## [Given task]
Return the whole listing, keeping every character the same.

## [Extracted material]
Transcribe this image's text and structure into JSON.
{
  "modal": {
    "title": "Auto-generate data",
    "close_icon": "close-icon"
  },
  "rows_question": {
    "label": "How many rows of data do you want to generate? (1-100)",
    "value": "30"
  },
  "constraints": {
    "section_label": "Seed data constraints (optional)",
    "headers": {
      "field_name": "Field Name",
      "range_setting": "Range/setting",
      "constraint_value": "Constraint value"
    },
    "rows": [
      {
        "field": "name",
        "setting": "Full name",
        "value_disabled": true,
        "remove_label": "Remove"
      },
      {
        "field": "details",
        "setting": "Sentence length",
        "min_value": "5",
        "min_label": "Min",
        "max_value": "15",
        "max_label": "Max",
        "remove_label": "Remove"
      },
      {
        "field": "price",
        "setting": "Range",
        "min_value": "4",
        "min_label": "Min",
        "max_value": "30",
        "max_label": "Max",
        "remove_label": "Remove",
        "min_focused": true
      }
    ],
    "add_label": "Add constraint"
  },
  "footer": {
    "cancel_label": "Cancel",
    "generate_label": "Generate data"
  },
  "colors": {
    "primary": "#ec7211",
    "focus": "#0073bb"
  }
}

## [The completed task]
Transcribe this image's text and structure into JSON.
{
  "modal": {
    "title": "Auto-generate data",
    "close_icon": "close-icon"
  },
  "rows_question": {
    "label": "How many rows of data do you want to generate? (1-100)",
    "value": "30"
  },
  "constraints": {
    "section_label": "Seed data constraints (optional)",
    "headers": {
      "field_name": "Field Name",
      "range_setting": "Range/setting",
      "constraint_value": "Constraint value"
    },
    "rows": [
      {
        "field": "name",
        "setting": "Full name",
        "value_disabled": true,
        "remove_label": "Remove"
      },
      {
        "field": "details",
        "setting": "Sentence length",
        "min_value": "5",
        "min_label": "Min",
        "max_value": "15",
        "max_label": "Max",
        "remove_label": "Remove"
      },
      {
        "field": "price",
        "setting": "Range",
        "min_value": "4",
        "min_label": "Min",
        "max_value": "30",
        "max_label": "Max",
        "remove_label": "Remove",
        "min_focused": true
      }
    ],
    "add_label": "Add constraint"
  },
  "footer": {
    "cancel_label": "Cancel",
    "generate_label": "Generate data"
  },
  "colors": {
    "primary": "#ec7211",
    "focus": "#0073bb"
  }
}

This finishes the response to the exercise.